# Zadanie
Napisz dalszy ciąg zamieszczonego poniżej tekstu o przetargu na transportery Rosomak. Zacznij od razu po jego ostatnim zdaniu.

Rosomak z Siemianowic [cz.18]

rosomak transporter w wodzie

# Walka o kontrakt
W moim gabinecie w Brukseli wisi jeden jedyny obraz,
który przywiozłem z Polski. Przedstawia Rosomaka.
Obraz dostałem kilka lat temu, gdy byłem gościem
w Wojskowych Zakładach Mechanicznych w Siemianowicach
Śląskich. To świetna grafika i gdy na nią patrzę
przypominają mi się lata pracy w MON – wspomina
europoseł SLD i były wiceminister obrony narodowej
Janusz Zemke, który przygotował i prowadził przetarg
na dostawę Kołowych Transporterów Opancerzonych
dla Wojska Polskiego. Dokładnie pamiętam
ten dzień – 22 grudzień 2002 roku. Pokój na trzecim
piętrze w budynku ministerstwa obrony.
Zebrała się tam komisja przetargowa, która miała
wyłonić dostawcę pojazdu. W pokoju byli obecni
także przedstawiciele trzech firm, które przystąpiły
do konkursu – szwajcarskiego Mowaga, który
oferował transporter Piranha III i chciał go produkować
razem z Hutą Stalowa Wola; austriackiego
Steyr-Daimler-Puch Spezialfahrzeug, występującego
z Ośrodkiem Badawczo-Rozwojowym Urządzeń
Mechanicznych z Gliwic i Zakładami Mechanicznymi
Bumar-Łabędy z transporterem Pandur II oraz fińskiej
Patrii Vehicles Oy i Wojskowych Zakładów Mechanicznych
z Siemianowic Śląskich.
Gdy otwarto oferty, dowiedzieliśmy się jakie ceny
zaproponowali oferenci. Nastąpiła konsternacja. Okazało
się, że fińska firma była o prawie 2 miliardy złotych
tańsza od Austriaków. Na drugim miejscu znaleźli się
Szwajcarzy. No i dopiero wtedy rozpętała się wojna –
wspomina Zemke.

Zapisane pozycje:

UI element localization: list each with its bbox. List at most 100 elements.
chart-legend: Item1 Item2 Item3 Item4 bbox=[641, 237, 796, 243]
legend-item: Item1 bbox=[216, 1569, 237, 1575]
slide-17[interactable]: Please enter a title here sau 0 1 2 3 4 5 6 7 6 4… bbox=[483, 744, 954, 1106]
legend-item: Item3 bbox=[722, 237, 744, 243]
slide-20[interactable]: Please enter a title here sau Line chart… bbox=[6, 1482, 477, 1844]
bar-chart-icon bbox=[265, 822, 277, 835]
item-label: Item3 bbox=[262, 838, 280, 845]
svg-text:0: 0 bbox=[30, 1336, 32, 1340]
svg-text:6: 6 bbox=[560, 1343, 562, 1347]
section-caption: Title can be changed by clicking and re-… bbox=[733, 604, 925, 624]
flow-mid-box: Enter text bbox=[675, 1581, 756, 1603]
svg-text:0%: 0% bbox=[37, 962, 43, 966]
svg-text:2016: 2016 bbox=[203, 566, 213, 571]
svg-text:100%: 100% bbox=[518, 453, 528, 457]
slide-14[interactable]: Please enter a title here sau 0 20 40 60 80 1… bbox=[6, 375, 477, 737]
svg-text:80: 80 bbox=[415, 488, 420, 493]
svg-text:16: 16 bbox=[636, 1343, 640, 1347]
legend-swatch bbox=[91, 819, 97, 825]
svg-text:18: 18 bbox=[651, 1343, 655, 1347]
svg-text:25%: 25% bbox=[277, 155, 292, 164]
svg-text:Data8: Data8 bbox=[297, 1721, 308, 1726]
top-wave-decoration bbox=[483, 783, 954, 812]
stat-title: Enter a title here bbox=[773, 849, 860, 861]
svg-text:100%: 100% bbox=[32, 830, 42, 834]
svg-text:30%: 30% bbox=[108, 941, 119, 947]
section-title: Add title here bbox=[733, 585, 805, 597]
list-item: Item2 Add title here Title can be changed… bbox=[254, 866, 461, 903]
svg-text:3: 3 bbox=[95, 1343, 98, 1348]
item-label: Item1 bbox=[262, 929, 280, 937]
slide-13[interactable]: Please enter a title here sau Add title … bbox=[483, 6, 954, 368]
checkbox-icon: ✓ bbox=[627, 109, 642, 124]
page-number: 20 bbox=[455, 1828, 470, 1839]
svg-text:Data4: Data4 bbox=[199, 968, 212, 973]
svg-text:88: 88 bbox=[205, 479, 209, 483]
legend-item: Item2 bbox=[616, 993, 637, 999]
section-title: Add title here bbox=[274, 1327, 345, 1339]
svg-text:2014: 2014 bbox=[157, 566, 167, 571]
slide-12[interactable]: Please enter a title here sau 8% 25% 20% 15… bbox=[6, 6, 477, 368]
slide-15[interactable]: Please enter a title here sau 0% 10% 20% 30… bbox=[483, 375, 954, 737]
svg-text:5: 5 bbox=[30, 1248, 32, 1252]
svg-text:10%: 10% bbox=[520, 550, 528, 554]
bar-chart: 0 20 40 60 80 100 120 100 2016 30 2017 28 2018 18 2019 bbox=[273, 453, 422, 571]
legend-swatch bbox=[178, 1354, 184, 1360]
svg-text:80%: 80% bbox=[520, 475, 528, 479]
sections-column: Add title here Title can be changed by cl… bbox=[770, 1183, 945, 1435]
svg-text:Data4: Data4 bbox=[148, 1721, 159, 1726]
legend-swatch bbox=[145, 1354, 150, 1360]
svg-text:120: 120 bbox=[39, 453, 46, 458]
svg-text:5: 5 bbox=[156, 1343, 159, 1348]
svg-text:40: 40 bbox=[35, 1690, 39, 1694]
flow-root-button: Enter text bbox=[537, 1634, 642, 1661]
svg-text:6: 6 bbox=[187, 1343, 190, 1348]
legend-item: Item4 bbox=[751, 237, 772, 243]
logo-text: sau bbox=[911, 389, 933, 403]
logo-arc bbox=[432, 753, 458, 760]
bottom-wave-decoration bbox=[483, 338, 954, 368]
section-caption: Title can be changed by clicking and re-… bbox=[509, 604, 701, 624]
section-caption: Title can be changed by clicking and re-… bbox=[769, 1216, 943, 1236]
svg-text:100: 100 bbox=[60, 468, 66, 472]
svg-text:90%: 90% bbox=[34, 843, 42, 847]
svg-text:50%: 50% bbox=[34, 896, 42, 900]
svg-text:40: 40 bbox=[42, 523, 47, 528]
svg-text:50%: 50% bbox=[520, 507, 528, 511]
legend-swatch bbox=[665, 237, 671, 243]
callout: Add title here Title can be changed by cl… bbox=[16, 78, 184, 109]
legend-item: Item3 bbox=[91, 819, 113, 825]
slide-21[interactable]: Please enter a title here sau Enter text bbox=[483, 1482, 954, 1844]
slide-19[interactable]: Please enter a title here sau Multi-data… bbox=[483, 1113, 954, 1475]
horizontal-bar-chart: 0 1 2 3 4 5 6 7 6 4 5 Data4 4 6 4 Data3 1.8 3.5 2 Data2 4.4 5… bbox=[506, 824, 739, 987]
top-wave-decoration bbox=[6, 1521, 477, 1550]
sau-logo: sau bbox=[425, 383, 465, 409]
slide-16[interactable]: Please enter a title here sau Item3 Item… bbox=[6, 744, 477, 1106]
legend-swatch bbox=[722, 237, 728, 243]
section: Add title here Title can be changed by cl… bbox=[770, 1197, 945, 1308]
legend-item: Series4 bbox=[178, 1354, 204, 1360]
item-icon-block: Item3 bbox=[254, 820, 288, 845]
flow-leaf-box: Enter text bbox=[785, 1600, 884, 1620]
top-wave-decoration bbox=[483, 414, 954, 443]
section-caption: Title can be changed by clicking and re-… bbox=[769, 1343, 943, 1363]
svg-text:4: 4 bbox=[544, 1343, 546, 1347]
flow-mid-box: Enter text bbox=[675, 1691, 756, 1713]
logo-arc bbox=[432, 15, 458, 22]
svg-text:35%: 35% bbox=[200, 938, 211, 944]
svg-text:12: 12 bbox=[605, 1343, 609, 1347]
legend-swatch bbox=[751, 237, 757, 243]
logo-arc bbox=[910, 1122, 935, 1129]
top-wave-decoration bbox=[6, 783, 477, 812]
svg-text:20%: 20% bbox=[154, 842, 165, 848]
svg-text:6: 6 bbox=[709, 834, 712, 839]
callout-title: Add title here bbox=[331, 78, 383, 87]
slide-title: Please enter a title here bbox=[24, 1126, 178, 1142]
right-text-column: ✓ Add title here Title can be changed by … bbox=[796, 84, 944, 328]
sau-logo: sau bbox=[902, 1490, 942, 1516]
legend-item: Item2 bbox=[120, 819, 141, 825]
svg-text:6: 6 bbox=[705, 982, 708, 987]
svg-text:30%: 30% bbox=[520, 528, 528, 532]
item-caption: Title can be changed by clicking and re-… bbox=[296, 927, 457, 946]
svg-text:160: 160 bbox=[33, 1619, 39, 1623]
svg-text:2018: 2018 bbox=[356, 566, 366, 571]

# Wynik
Dyskusja o potrzebie zakupu dla Sił Zbrojnych RP
nowych Kołowych Transporterów Opancerzonych
zaczęła się jeszcze w połowie lat 90., a w okresie
2000-2001 rozpoczęto przygotowania do rozpisania
przetargu. MON zdefiniowało wówczas najpilniejsze
potrzeby w zakresie uzbrojenia. Wśród nich znalazły
się: samoloty bojowe, przeciwpancerne pociski kierowane
i właśnie kołowe transportery opancerzone.
Rywalizacja we wszystkich tych trzech przetargach
była ostra, ale w tym ostatnim najbardziej. Trudno się
dziwić, chodziło przecież o prawie 5 mld zł. Wielkie
pieniądze – zauważa Janusz Zemke. Dodaje, że
polski przetarg na transportery był prawdziwą batalią
między największymi koncernami zbrojeniowymi
świata – Niewątpliwie, był to też najtrudniejszy przetarg,
za który odpowiadałem.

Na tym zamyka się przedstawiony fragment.